[Items recording where elements appear]
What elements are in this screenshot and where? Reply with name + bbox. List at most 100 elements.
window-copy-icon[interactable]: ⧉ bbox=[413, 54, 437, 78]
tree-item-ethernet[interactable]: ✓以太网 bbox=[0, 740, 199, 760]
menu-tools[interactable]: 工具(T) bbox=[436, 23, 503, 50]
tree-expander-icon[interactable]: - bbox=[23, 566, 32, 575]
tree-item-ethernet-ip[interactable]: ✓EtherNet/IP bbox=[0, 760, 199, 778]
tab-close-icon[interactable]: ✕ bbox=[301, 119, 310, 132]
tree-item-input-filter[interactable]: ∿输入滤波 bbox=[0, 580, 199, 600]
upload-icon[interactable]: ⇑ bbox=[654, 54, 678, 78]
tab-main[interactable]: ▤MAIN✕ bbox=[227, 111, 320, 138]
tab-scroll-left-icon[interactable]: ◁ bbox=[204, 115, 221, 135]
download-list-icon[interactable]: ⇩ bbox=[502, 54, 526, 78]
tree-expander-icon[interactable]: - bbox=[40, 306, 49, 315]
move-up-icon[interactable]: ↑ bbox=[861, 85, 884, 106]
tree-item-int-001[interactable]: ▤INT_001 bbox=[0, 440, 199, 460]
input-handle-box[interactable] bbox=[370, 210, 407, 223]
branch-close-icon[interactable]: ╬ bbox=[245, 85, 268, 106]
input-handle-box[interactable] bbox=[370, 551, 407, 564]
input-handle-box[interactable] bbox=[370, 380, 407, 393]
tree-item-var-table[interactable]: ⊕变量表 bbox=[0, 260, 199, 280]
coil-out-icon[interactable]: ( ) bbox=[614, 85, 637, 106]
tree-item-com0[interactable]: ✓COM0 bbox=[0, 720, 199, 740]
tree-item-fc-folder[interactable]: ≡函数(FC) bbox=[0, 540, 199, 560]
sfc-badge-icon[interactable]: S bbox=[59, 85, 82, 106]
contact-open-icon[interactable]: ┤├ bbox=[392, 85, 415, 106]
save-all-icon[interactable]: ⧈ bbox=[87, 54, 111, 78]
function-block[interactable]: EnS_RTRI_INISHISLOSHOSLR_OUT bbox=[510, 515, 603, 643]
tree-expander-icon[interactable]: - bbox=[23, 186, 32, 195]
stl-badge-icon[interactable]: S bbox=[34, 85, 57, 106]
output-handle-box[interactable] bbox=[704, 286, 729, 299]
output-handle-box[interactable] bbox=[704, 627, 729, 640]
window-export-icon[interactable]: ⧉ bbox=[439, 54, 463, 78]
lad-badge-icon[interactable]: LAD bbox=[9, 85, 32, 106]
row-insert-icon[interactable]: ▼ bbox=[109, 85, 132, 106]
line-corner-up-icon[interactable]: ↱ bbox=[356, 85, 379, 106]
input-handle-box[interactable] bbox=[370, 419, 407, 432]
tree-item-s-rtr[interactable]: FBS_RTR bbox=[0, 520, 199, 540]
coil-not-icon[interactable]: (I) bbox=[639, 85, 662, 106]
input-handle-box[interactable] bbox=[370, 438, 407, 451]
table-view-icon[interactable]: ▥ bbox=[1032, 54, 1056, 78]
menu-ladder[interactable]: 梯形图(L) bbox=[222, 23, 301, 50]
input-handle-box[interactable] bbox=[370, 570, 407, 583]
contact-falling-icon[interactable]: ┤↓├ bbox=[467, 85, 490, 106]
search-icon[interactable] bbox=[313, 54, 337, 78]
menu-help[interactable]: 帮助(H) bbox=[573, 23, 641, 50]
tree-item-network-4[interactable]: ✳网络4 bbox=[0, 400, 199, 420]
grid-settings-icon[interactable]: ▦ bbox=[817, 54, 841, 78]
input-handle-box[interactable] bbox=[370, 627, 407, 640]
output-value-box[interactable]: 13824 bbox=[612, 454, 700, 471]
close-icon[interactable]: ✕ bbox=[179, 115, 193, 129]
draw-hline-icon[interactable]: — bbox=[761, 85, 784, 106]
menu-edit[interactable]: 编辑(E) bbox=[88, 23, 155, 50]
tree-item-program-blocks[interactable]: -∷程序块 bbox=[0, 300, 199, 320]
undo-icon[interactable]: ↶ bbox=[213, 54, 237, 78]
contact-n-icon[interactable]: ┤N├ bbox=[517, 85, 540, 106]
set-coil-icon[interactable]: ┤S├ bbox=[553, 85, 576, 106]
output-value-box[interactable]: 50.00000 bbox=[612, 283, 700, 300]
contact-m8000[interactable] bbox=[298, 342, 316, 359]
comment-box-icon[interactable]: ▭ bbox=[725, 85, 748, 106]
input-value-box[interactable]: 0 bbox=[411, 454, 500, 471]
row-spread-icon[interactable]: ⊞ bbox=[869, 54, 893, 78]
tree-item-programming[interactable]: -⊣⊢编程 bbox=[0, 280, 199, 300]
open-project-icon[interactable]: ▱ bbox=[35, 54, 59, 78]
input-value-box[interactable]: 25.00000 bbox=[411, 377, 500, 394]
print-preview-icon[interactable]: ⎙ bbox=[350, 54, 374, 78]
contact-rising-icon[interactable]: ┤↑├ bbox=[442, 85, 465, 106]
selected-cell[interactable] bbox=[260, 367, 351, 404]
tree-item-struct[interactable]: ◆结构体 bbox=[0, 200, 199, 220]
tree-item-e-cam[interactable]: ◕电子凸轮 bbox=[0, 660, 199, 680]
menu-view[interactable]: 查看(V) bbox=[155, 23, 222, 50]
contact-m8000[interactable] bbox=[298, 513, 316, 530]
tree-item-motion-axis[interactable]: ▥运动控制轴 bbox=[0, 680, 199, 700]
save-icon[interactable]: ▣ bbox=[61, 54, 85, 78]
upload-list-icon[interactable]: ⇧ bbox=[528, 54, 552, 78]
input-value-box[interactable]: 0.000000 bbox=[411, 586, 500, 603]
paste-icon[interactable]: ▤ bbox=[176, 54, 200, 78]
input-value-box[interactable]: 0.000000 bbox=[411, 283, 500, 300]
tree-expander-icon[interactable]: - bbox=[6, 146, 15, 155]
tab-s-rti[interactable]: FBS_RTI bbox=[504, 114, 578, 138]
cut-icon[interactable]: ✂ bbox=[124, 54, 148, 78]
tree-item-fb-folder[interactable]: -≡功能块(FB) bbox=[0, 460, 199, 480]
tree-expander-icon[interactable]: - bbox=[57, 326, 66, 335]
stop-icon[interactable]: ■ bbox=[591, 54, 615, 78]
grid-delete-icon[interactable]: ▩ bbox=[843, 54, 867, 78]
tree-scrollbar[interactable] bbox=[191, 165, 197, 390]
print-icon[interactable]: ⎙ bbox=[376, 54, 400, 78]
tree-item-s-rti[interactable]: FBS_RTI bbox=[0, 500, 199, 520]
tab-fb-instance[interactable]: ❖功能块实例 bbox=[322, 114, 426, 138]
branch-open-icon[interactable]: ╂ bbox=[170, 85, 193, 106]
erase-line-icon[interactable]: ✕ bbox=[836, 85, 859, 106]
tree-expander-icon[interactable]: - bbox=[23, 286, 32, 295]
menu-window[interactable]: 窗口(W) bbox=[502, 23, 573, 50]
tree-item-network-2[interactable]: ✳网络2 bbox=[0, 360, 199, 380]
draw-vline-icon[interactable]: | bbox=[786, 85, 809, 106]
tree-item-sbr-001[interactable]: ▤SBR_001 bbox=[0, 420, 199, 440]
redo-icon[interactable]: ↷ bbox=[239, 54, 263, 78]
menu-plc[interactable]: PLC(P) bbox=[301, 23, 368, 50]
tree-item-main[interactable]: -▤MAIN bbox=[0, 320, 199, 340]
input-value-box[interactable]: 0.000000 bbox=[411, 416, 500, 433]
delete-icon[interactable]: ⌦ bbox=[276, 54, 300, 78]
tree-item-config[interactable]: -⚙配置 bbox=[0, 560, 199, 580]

• **WHAT YOU WILL DO**
Retype every line of the items above without changing anything.

• **SOLUTION**
What elements are in this screenshot and where? Reply with name + bbox. List at most 100 elements.
window-copy-icon[interactable]: ⧉ bbox=[413, 54, 437, 78]
tree-item-ethernet[interactable]: ✓以太网 bbox=[0, 740, 199, 760]
menu-tools[interactable]: 工具(T) bbox=[436, 23, 503, 50]
tree-expander-icon[interactable]: - bbox=[23, 566, 32, 575]
tree-item-ethernet-ip[interactable]: ✓EtherNet/IP bbox=[0, 760, 199, 778]
tab-close-icon[interactable]: ✕ bbox=[301, 119, 310, 132]
tree-item-input-filter[interactable]: ∿输入滤波 bbox=[0, 580, 199, 600]
upload-icon[interactable]: ⇑ bbox=[654, 54, 678, 78]
tab-main[interactable]: ▤MAIN✕ bbox=[227, 111, 320, 138]
tab-scroll-left-icon[interactable]: ◁ bbox=[204, 115, 221, 135]
download-list-icon[interactable]: ⇩ bbox=[502, 54, 526, 78]
tree-expander-icon[interactable]: - bbox=[40, 306, 49, 315]
move-up-icon[interactable]: ↑ bbox=[861, 85, 884, 106]
tree-item-int-001[interactable]: ▤INT_001 bbox=[0, 440, 199, 460]
input-handle-box[interactable] bbox=[370, 210, 407, 223]
branch-close-icon[interactable]: ╬ bbox=[245, 85, 268, 106]
input-handle-box[interactable] bbox=[370, 551, 407, 564]
input-handle-box[interactable] bbox=[370, 380, 407, 393]
tree-item-var-table[interactable]: ⊕变量表 bbox=[0, 260, 199, 280]
coil-out-icon[interactable]: ( ) bbox=[614, 85, 637, 106]
tree-item-com0[interactable]: ✓COM0 bbox=[0, 720, 199, 740]
tree-item-fc-folder[interactable]: ≡函数(FC) bbox=[0, 540, 199, 560]
sfc-badge-icon[interactable]: S bbox=[59, 85, 82, 106]
contact-open-icon[interactable]: ┤├ bbox=[392, 85, 415, 106]
save-all-icon[interactable]: ⧈ bbox=[87, 54, 111, 78]
function-block[interactable]: EnS_RTRI_INISHISLOSHOSLR_OUT bbox=[510, 515, 603, 643]
tree-expander-icon[interactable]: - bbox=[23, 186, 32, 195]
stl-badge-icon[interactable]: S bbox=[34, 85, 57, 106]
output-handle-box[interactable] bbox=[704, 286, 729, 299]
output-handle-box[interactable] bbox=[704, 627, 729, 640]
window-export-icon[interactable]: ⧉ bbox=[439, 54, 463, 78]
lad-badge-icon[interactable]: LAD bbox=[9, 85, 32, 106]
row-insert-icon[interactable]: ▼ bbox=[109, 85, 132, 106]
line-corner-up-icon[interactable]: ↱ bbox=[356, 85, 379, 106]
input-handle-box[interactable] bbox=[370, 419, 407, 432]
tree-item-s-rtr[interactable]: FBS_RTR bbox=[0, 520, 199, 540]
coil-not-icon[interactable]: (I) bbox=[639, 85, 662, 106]
input-handle-box[interactable] bbox=[370, 438, 407, 451]
table-view-icon[interactable]: ▥ bbox=[1032, 54, 1056, 78]
menu-ladder[interactable]: 梯形图(L) bbox=[222, 23, 301, 50]
input-handle-box[interactable] bbox=[370, 570, 407, 583]
contact-falling-icon[interactable]: ┤↓├ bbox=[467, 85, 490, 106]
search-icon[interactable] bbox=[313, 54, 337, 78]
menu-help[interactable]: 帮助(H) bbox=[573, 23, 641, 50]
tree-item-network-4[interactable]: ✳网络4 bbox=[0, 400, 199, 420]
grid-settings-icon[interactable]: ▦ bbox=[817, 54, 841, 78]
input-handle-box[interactable] bbox=[370, 627, 407, 640]
output-value-box[interactable]: 13824 bbox=[612, 454, 700, 471]
close-icon[interactable]: ✕ bbox=[179, 115, 193, 129]
draw-hline-icon[interactable]: — bbox=[761, 85, 784, 106]
menu-edit[interactable]: 编辑(E) bbox=[88, 23, 155, 50]
tree-item-program-blocks[interactable]: -∷程序块 bbox=[0, 300, 199, 320]
undo-icon[interactable]: ↶ bbox=[213, 54, 237, 78]
contact-n-icon[interactable]: ┤N├ bbox=[517, 85, 540, 106]
set-coil-icon[interactable]: ┤S├ bbox=[553, 85, 576, 106]
output-value-box[interactable]: 50.00000 bbox=[612, 283, 700, 300]
contact-m8000[interactable] bbox=[298, 342, 316, 359]
comment-box-icon[interactable]: ▭ bbox=[725, 85, 748, 106]
input-value-box[interactable]: 0 bbox=[411, 454, 500, 471]
row-spread-icon[interactable]: ⊞ bbox=[869, 54, 893, 78]
tree-item-programming[interactable]: -⊣⊢编程 bbox=[0, 280, 199, 300]
open-project-icon[interactable]: ▱ bbox=[35, 54, 59, 78]
input-value-box[interactable]: 25.00000 bbox=[411, 377, 500, 394]
print-preview-icon[interactable]: ⎙ bbox=[350, 54, 374, 78]
contact-rising-icon[interactable]: ┤↑├ bbox=[442, 85, 465, 106]
selected-cell[interactable] bbox=[260, 367, 351, 404]
tree-item-struct[interactable]: ◆结构体 bbox=[0, 200, 199, 220]
tree-item-e-cam[interactable]: ◕电子凸轮 bbox=[0, 660, 199, 680]
menu-view[interactable]: 查看(V) bbox=[155, 23, 222, 50]
contact-m8000[interactable] bbox=[298, 513, 316, 530]
tree-item-motion-axis[interactable]: ▥运动控制轴 bbox=[0, 680, 199, 700]
save-icon[interactable]: ▣ bbox=[61, 54, 85, 78]
upload-list-icon[interactable]: ⇧ bbox=[528, 54, 552, 78]
input-value-box[interactable]: 0.000000 bbox=[411, 586, 500, 603]
paste-icon[interactable]: ▤ bbox=[176, 54, 200, 78]
input-value-box[interactable]: 0.000000 bbox=[411, 283, 500, 300]
tree-expander-icon[interactable]: - bbox=[6, 146, 15, 155]
tab-s-rti[interactable]: FBS_RTI bbox=[504, 114, 578, 138]
cut-icon[interactable]: ✂ bbox=[124, 54, 148, 78]
tree-item-fb-folder[interactable]: -≡功能块(FB) bbox=[0, 460, 199, 480]
tree-expander-icon[interactable]: - bbox=[57, 326, 66, 335]
stop-icon[interactable]: ■ bbox=[591, 54, 615, 78]
grid-delete-icon[interactable]: ▩ bbox=[843, 54, 867, 78]
tree-scrollbar[interactable] bbox=[191, 165, 197, 390]
print-icon[interactable]: ⎙ bbox=[376, 54, 400, 78]
tree-item-s-rti[interactable]: FBS_RTI bbox=[0, 500, 199, 520]
tab-fb-instance[interactable]: ❖功能块实例 bbox=[322, 114, 426, 138]
branch-open-icon[interactable]: ╂ bbox=[170, 85, 193, 106]
erase-line-icon[interactable]: ✕ bbox=[836, 85, 859, 106]
tree-expander-icon[interactable]: - bbox=[23, 286, 32, 295]
menu-window[interactable]: 窗口(W) bbox=[502, 23, 573, 50]
tree-item-network-2[interactable]: ✳网络2 bbox=[0, 360, 199, 380]
draw-vline-icon[interactable]: | bbox=[786, 85, 809, 106]
tree-item-sbr-001[interactable]: ▤SBR_001 bbox=[0, 420, 199, 440]
redo-icon[interactable]: ↷ bbox=[239, 54, 263, 78]
menu-plc[interactable]: PLC(P) bbox=[301, 23, 368, 50]
tree-item-main[interactable]: -▤MAIN bbox=[0, 320, 199, 340]
input-value-box[interactable]: 0.000000 bbox=[411, 416, 500, 433]
delete-icon[interactable]: ⌦ bbox=[276, 54, 300, 78]
tree-item-config[interactable]: -⚙配置 bbox=[0, 560, 199, 580]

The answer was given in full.